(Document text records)
○ ○ ○ ○ ○
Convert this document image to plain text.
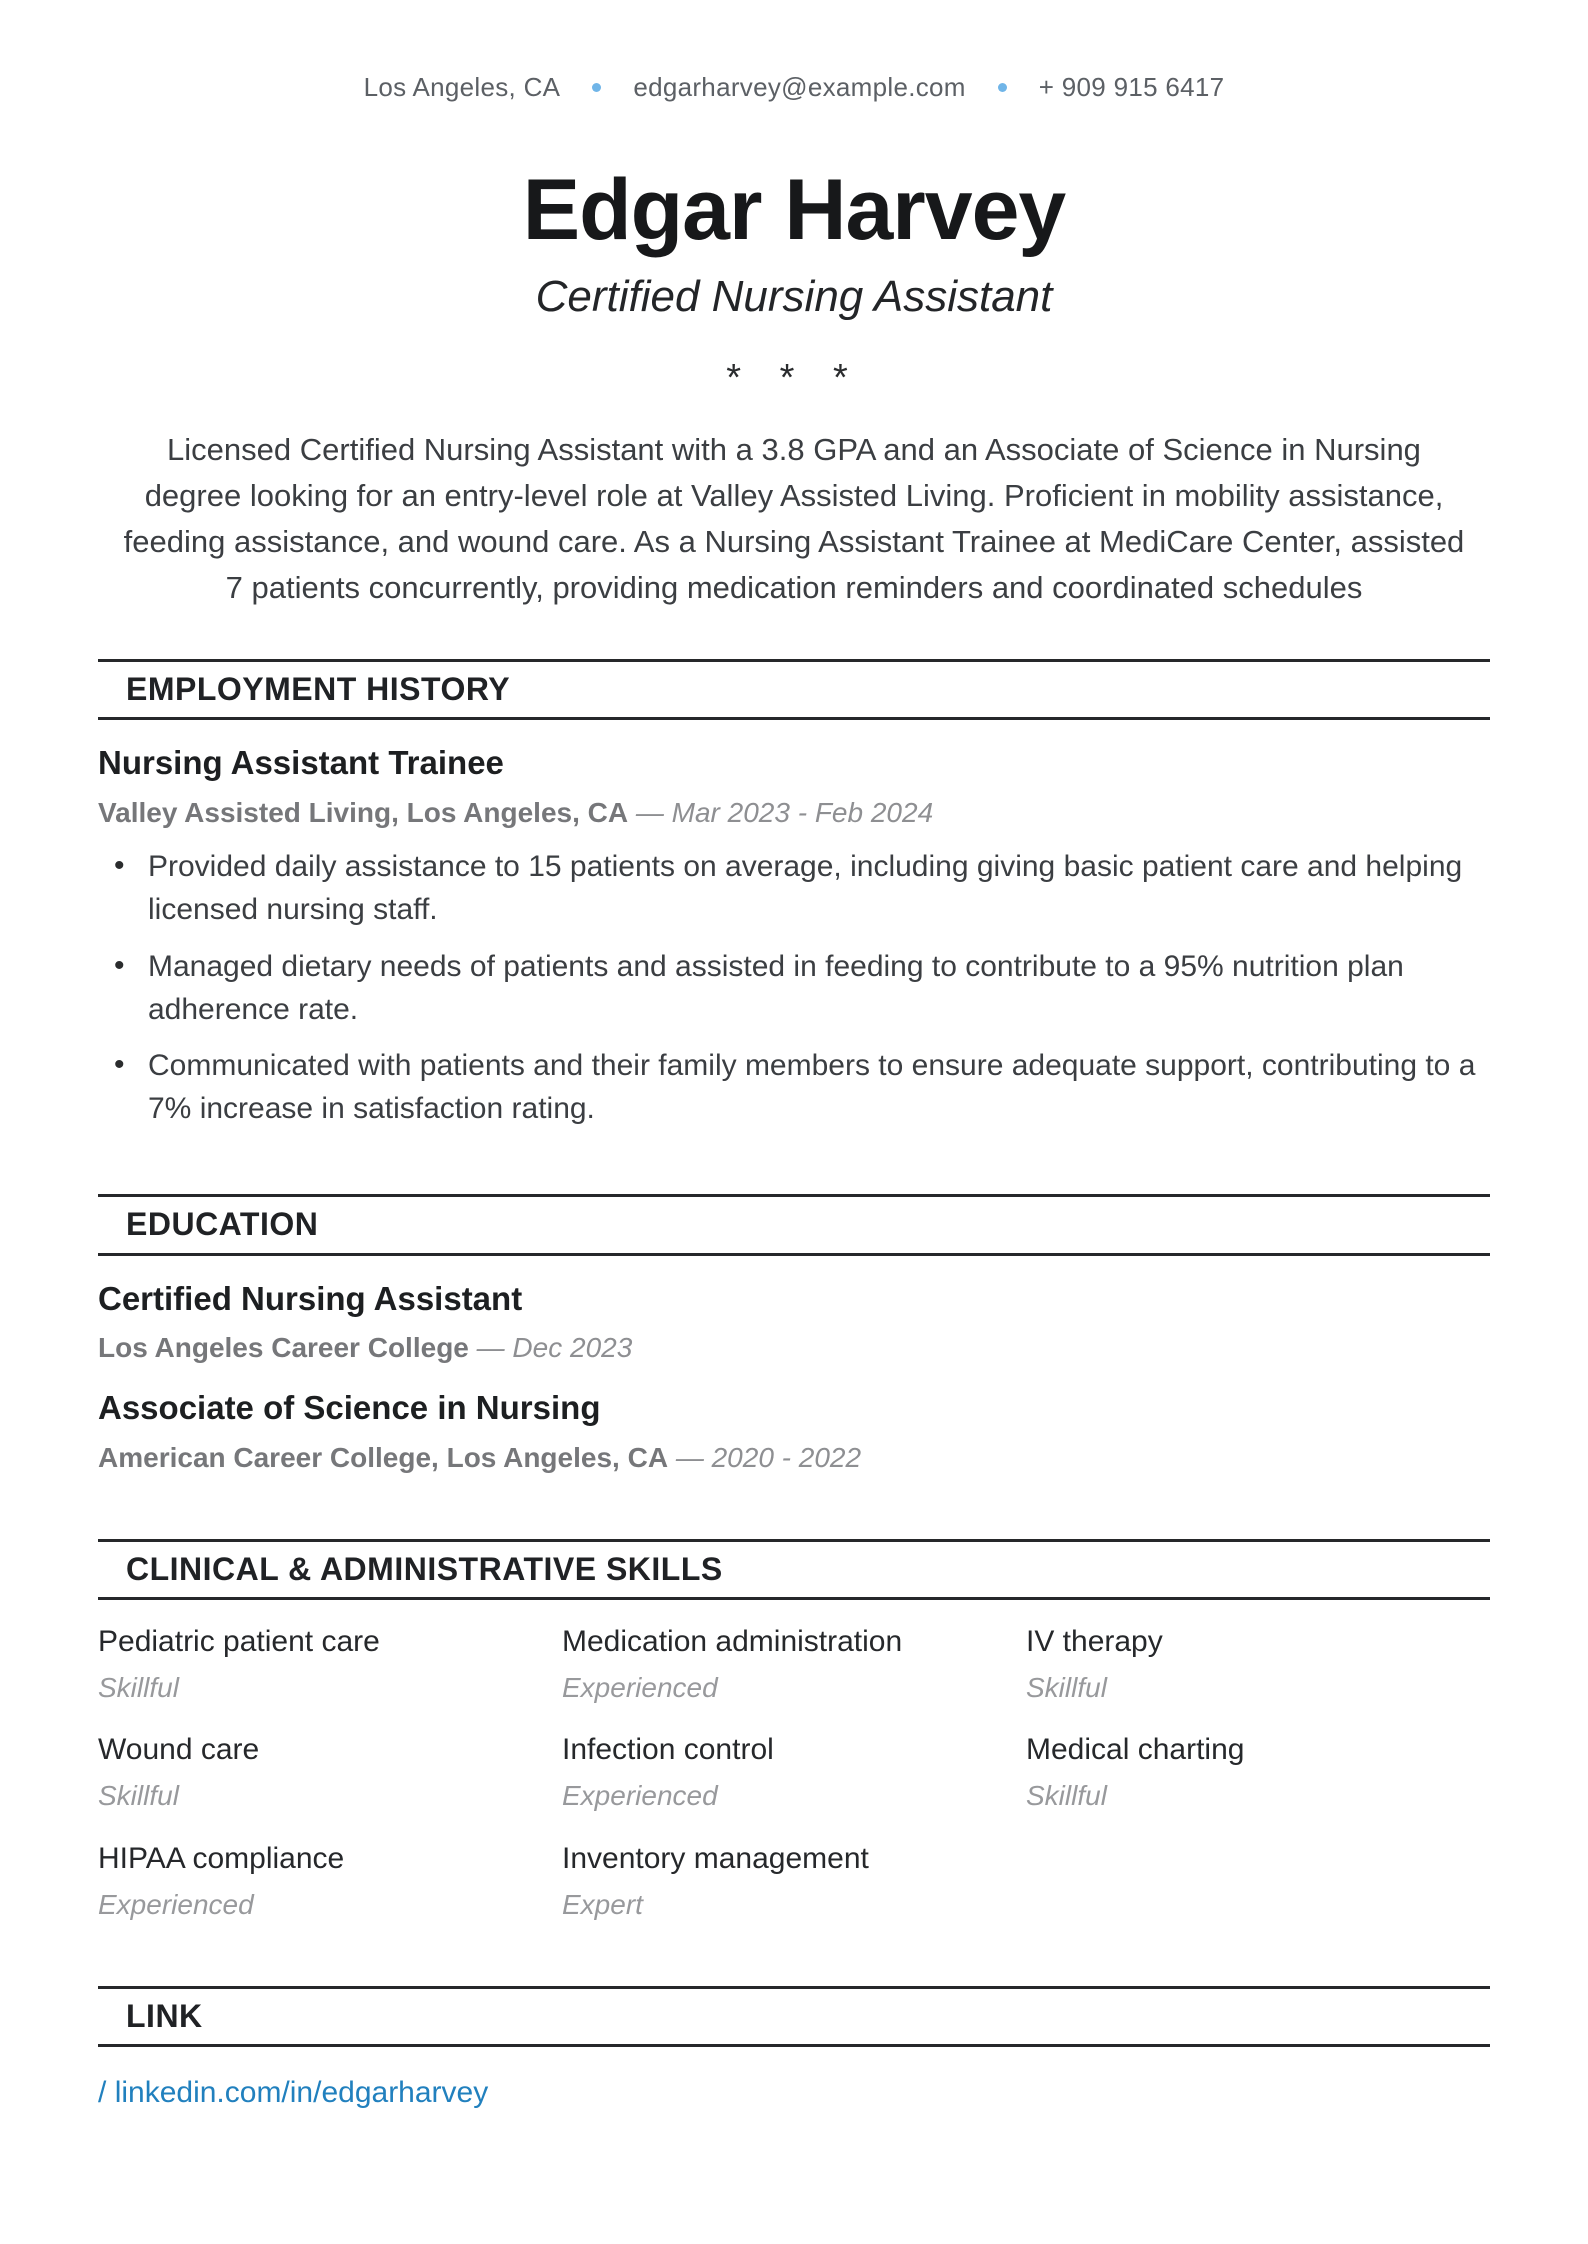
Los Angeles, CA	edgarharvey@example.com	+ 909 915 6417
Edgar Harvey
Certified Nursing Assistant
* * *

Licensed Certified Nursing Assistant with a 3.8 GPA and an Associate of Science in Nursing degree looking for an entry-level role at Valley Assisted Living. Proficient in mobility assistance, feeding assistance, and wound care. As a Nursing Assistant Trainee at MediCare Center, assisted 7 patients concurrently, providing medication reminders and coordinated schedules

EMPLOYMENT HISTORY
Nursing Assistant Trainee
Valley Assisted Living, Los Angeles, CA — Mar 2023 - Feb 2024
• Provided daily assistance to 15 patients on average, including giving basic patient care and helping licensed nursing staff.
• Managed dietary needs of patients and assisted in feeding to contribute to a 95% nutrition plan adherence rate.
• Communicated with patients and their family members to ensure adequate support, contributing to a 7% increase in satisfaction rating.
EDUCATION
Certified Nursing Assistant
Los Angeles Career College — Dec 2023
Associate of Science in Nursing
American Career College, Los Angeles, CA — 2020 - 2022
CLINICAL & ADMINISTRATIVE SKILLS
Pediatric patient care
Skillful
Medication administration
Experienced
IV therapy
Skillful
Wound care
Skillful
Infection control
Experienced
Medical charting
Skillful
HIPAA compliance
Experienced
Inventory management
Expert
LINK
/ linkedin.com/in/edgarharvey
○ ○ ○ ○ ○
== How to complete this task ==
Take every line above carrying "Science" and return it.

== Response box ==
Licensed Certified Nursing Assistant with a 3.8 GPA and an Associate of Science in Nursing degree looking for an entry-level role at Valley Assisted Living. Proficient in mobility assistance, feeding assistance, and wound care. As a Nursing Assistant Trainee at MediCare Center, assisted 7 patients concurrently, providing medication reminders and coordinated schedules
Associate of Science in Nursing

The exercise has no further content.